## [TASK STATEMENT]
Repeat, line for line, the entries printed below.

## [DATASET ROWS]
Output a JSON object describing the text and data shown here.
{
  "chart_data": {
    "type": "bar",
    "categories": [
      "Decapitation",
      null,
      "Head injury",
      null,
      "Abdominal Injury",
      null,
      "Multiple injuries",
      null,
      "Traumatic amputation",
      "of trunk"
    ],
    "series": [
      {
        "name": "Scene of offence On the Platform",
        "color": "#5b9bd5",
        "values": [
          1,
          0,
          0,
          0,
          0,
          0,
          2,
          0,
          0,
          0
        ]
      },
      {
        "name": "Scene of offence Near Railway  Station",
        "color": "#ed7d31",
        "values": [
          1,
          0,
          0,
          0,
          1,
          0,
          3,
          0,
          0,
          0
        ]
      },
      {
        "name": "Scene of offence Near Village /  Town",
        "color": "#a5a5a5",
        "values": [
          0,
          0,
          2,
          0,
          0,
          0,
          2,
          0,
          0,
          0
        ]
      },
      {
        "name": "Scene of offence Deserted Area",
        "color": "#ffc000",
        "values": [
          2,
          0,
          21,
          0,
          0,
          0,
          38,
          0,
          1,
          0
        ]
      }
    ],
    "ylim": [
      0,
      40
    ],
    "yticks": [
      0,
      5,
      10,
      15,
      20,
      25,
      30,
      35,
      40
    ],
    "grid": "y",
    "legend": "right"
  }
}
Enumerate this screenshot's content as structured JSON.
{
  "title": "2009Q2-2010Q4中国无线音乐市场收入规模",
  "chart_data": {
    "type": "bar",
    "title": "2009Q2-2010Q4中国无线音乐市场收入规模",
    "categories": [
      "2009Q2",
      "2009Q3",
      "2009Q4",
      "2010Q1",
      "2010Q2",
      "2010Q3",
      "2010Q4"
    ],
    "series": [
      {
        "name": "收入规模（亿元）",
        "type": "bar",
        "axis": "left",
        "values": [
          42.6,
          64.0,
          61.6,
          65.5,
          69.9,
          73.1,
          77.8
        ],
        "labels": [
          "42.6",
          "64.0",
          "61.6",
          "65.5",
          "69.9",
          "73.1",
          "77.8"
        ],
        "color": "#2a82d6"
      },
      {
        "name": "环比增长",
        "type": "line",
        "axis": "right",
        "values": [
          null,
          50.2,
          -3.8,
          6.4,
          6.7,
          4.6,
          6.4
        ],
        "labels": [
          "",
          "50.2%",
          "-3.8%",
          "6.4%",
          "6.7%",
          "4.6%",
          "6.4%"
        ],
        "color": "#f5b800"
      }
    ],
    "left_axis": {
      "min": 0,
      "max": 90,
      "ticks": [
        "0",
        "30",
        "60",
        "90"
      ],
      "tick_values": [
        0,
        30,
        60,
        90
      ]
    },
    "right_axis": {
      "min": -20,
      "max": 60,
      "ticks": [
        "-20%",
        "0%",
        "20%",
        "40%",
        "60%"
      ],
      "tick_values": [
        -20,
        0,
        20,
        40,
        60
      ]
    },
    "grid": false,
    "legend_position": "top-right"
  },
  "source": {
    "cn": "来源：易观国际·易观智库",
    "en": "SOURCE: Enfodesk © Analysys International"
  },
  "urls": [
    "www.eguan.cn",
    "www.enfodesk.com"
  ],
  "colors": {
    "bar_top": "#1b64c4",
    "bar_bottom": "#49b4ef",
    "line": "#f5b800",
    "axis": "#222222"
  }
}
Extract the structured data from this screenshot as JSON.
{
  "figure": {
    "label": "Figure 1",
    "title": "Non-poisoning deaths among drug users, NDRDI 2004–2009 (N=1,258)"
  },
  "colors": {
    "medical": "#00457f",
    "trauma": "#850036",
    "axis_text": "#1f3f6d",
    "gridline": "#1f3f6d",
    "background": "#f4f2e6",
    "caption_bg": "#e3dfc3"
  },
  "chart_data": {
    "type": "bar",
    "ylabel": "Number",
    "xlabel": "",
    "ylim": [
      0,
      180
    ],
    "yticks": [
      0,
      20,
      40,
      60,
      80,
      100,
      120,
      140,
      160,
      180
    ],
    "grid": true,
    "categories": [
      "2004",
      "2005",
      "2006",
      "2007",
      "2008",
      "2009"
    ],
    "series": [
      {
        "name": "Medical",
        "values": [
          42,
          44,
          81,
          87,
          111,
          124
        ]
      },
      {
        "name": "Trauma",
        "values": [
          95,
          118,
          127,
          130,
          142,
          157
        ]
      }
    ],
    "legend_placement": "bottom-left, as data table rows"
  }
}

## [RESULT FOR THIS TASK]
Output a JSON object describing the text and data shown here.
{
  "chart_data": {
    "type": "bar",
    "categories": [
      "Decapitation",
      null,
      "Head injury",
      null,
      "Abdominal Injury",
      null,
      "Multiple injuries",
      null,
      "Traumatic amputation",
      "of trunk"
    ],
    "series": [
      {
        "name": "Scene of offence On the Platform",
        "color": "#5b9bd5",
        "values": [
          1,
          0,
          0,
          0,
          0,
          0,
          2,
          0,
          0,
          0
        ]
      },
      {
        "name": "Scene of offence Near Railway  Station",
        "color": "#ed7d31",
        "values": [
          1,
          0,
          0,
          0,
          1,
          0,
          3,
          0,
          0,
          0
        ]
      },
      {
        "name": "Scene of offence Near Village /  Town",
        "color": "#a5a5a5",
        "values": [
          0,
          0,
          2,
          0,
          0,
          0,
          2,
          0,
          0,
          0
        ]
      },
      {
        "name": "Scene of offence Deserted Area",
        "color": "#ffc000",
        "values": [
          2,
          0,
          21,
          0,
          0,
          0,
          38,
          0,
          1,
          0
        ]
      }
    ],
    "ylim": [
      0,
      40
    ],
    "yticks": [
      0,
      5,
      10,
      15,
      20,
      25,
      30,
      35,
      40
    ],
    "grid": "y",
    "legend": "right"
  }
}
Enumerate this screenshot's content as structured JSON.
{
  "title": "2009Q2-2010Q4中国无线音乐市场收入规模",
  "chart_data": {
    "type": "bar",
    "title": "2009Q2-2010Q4中国无线音乐市场收入规模",
    "categories": [
      "2009Q2",
      "2009Q3",
      "2009Q4",
      "2010Q1",
      "2010Q2",
      "2010Q3",
      "2010Q4"
    ],
    "series": [
      {
        "name": "收入规模（亿元）",
        "type": "bar",
        "axis": "left",
        "values": [
          42.6,
          64.0,
          61.6,
          65.5,
          69.9,
          73.1,
          77.8
        ],
        "labels": [
          "42.6",
          "64.0",
          "61.6",
          "65.5",
          "69.9",
          "73.1",
          "77.8"
        ],
        "color": "#2a82d6"
      },
      {
        "name": "环比增长",
        "type": "line",
        "axis": "right",
        "values": [
          null,
          50.2,
          -3.8,
          6.4,
          6.7,
          4.6,
          6.4
        ],
        "labels": [
          "",
          "50.2%",
          "-3.8%",
          "6.4%",
          "6.7%",
          "4.6%",
          "6.4%"
        ],
        "color": "#f5b800"
      }
    ],
    "left_axis": {
      "min": 0,
      "max": 90,
      "ticks": [
        "0",
        "30",
        "60",
        "90"
      ],
      "tick_values": [
        0,
        30,
        60,
        90
      ]
    },
    "right_axis": {
      "min": -20,
      "max": 60,
      "ticks": [
        "-20%",
        "0%",
        "20%",
        "40%",
        "60%"
      ],
      "tick_values": [
        -20,
        0,
        20,
        40,
        60
      ]
    },
    "grid": false,
    "legend_position": "top-right"
  },
  "source": {
    "cn": "来源：易观国际·易观智库",
    "en": "SOURCE: Enfodesk © Analysys International"
  },
  "urls": [
    "www.eguan.cn",
    "www.enfodesk.com"
  ],
  "colors": {
    "bar_top": "#1b64c4",
    "bar_bottom": "#49b4ef",
    "line": "#f5b800",
    "axis": "#222222"
  }
}
Extract the structured data from this screenshot as JSON.
{
  "figure": {
    "label": "Figure 1",
    "title": "Non-poisoning deaths among drug users, NDRDI 2004–2009 (N=1,258)"
  },
  "colors": {
    "medical": "#00457f",
    "trauma": "#850036",
    "axis_text": "#1f3f6d",
    "gridline": "#1f3f6d",
    "background": "#f4f2e6",
    "caption_bg": "#e3dfc3"
  },
  "chart_data": {
    "type": "bar",
    "ylabel": "Number",
    "xlabel": "",
    "ylim": [
      0,
      180
    ],
    "yticks": [
      0,
      20,
      40,
      60,
      80,
      100,
      120,
      140,
      160,
      180
    ],
    "grid": true,
    "categories": [
      "2004",
      "2005",
      "2006",
      "2007",
      "2008",
      "2009"
    ],
    "series": [
      {
        "name": "Medical",
        "values": [
          42,
          44,
          81,
          87,
          111,
          124
        ]
      },
      {
        "name": "Trauma",
        "values": [
          95,
          118,
          127,
          130,
          142,
          157
        ]
      }
    ],
    "legend_placement": "bottom-left, as data table rows"
  }
}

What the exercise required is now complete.